__THE EXERCISE__. Pick out each line with the word "SRMTID" from the material that follows.

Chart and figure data
--- BEGIN ---

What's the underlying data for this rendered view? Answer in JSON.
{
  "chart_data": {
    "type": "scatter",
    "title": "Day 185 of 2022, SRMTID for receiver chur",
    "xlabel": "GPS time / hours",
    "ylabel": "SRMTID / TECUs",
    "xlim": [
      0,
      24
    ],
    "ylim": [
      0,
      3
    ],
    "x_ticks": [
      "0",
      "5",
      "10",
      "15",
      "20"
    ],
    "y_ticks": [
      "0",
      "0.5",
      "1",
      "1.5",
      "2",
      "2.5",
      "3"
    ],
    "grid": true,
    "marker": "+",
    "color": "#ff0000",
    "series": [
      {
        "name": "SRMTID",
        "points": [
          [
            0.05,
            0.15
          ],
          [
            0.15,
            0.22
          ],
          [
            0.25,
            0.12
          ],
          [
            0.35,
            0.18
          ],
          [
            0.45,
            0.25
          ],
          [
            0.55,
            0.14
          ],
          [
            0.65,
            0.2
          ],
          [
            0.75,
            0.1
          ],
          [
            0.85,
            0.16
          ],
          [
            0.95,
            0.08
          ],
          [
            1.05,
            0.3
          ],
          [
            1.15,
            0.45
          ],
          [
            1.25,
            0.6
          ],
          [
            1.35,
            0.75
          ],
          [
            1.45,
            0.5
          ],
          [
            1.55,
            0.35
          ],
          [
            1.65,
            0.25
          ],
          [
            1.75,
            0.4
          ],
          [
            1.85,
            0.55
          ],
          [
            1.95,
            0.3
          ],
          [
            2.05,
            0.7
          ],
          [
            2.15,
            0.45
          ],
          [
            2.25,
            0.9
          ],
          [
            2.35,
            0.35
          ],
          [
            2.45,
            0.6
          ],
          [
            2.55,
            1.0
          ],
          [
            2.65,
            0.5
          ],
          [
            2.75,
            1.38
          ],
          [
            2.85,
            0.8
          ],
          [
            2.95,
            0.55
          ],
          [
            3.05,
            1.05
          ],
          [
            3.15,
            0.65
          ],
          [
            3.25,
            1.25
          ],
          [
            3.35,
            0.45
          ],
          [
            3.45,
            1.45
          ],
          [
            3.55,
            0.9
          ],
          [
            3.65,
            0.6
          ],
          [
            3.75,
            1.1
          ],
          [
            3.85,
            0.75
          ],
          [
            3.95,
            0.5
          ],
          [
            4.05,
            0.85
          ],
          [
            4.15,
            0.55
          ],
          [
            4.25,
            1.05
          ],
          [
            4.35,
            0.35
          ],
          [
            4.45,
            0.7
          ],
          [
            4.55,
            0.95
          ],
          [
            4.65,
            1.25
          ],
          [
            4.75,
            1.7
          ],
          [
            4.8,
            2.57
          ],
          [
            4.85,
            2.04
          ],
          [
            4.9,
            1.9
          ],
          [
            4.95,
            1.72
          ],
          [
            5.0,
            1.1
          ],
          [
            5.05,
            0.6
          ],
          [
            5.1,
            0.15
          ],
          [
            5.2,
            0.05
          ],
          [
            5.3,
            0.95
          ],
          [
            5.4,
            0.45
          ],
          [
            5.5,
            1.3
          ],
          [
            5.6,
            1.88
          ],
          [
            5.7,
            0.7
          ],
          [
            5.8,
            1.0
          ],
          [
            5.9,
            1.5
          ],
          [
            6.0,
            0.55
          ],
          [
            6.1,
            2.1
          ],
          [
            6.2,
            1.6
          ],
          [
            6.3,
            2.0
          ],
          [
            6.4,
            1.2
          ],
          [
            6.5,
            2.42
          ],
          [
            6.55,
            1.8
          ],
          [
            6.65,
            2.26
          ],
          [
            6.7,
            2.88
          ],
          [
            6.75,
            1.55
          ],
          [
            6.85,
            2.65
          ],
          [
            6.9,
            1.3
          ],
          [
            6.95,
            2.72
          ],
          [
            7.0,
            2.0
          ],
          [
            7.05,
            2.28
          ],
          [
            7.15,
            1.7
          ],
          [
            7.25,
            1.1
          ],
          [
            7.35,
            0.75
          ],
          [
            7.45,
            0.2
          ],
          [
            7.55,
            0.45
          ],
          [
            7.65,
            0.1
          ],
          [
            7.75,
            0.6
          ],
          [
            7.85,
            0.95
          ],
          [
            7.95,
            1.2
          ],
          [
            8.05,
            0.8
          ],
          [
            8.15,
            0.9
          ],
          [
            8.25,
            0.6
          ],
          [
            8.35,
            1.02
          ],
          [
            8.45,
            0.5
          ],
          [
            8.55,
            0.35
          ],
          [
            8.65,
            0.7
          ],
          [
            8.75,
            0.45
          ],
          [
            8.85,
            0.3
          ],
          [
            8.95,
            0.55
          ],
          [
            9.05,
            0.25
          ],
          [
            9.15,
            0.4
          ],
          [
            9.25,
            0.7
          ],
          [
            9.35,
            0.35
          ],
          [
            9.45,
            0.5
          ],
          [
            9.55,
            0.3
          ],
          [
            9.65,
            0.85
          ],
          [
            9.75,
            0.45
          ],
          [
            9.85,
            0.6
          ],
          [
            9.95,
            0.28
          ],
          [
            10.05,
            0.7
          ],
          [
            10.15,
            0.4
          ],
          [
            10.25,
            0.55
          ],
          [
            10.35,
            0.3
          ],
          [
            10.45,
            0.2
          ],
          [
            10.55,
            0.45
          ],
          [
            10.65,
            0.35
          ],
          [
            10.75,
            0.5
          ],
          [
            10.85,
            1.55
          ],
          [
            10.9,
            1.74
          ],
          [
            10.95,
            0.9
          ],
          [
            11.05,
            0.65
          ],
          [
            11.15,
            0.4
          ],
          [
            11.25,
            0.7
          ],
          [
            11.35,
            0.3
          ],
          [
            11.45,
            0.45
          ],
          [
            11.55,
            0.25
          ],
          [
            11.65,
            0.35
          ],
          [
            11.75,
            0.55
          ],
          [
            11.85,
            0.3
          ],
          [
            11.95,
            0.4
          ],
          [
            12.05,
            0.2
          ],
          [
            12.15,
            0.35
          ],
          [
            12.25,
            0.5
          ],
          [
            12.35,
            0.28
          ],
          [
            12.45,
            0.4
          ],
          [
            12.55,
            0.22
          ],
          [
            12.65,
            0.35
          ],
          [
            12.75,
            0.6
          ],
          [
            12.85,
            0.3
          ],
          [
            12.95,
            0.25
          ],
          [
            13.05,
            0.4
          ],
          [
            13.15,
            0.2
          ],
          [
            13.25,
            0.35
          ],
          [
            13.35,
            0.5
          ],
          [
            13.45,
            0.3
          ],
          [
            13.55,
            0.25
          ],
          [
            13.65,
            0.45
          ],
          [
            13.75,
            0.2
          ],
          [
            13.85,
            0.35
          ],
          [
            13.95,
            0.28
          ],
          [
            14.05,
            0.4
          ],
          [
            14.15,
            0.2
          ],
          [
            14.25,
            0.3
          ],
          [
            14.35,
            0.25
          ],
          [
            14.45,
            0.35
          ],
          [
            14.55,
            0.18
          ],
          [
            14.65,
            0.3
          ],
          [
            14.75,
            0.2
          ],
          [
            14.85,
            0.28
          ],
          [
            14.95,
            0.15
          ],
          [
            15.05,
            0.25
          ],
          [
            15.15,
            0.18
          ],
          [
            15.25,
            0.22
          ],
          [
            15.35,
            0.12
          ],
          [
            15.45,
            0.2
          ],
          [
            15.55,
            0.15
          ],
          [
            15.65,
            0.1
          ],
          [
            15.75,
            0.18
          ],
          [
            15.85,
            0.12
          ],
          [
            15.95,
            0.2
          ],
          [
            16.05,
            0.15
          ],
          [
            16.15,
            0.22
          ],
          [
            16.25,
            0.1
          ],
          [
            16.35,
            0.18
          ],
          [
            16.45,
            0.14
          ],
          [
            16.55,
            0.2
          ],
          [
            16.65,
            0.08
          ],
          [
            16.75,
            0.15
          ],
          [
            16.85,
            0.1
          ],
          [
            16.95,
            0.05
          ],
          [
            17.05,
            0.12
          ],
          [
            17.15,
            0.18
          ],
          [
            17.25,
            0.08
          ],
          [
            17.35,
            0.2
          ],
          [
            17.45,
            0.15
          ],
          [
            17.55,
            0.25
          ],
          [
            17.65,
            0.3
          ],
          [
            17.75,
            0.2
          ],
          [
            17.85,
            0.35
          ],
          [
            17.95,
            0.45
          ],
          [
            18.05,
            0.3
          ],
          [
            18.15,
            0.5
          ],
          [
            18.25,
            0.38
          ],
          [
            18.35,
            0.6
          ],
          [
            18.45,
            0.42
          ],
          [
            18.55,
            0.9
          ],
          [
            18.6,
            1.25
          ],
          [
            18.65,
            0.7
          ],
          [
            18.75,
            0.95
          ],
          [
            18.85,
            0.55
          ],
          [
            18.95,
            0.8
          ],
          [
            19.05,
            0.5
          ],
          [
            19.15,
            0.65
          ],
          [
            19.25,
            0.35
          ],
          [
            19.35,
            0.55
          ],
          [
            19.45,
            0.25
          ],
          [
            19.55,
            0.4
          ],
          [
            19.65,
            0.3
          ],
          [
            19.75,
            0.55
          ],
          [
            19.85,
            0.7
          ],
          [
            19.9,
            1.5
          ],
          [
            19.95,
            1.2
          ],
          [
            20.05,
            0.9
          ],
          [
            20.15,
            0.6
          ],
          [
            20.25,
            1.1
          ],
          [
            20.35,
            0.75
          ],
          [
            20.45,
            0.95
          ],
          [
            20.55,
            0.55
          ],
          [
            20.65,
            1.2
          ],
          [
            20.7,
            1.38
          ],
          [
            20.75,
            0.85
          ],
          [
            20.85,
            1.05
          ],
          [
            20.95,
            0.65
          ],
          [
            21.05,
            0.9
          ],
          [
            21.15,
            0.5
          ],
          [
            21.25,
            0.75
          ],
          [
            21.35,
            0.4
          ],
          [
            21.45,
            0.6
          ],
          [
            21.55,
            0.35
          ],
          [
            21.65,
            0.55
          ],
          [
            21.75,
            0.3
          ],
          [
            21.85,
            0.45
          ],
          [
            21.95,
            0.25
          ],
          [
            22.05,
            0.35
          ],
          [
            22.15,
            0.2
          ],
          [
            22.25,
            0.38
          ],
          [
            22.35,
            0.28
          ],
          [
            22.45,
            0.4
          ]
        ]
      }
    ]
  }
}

--- END ---

__FULL ANSWER__.
    "title": "Day 185 of 2022, SRMTID for receiver chur",
    "ylabel": "SRMTID / TECUs",
        "name": "SRMTID",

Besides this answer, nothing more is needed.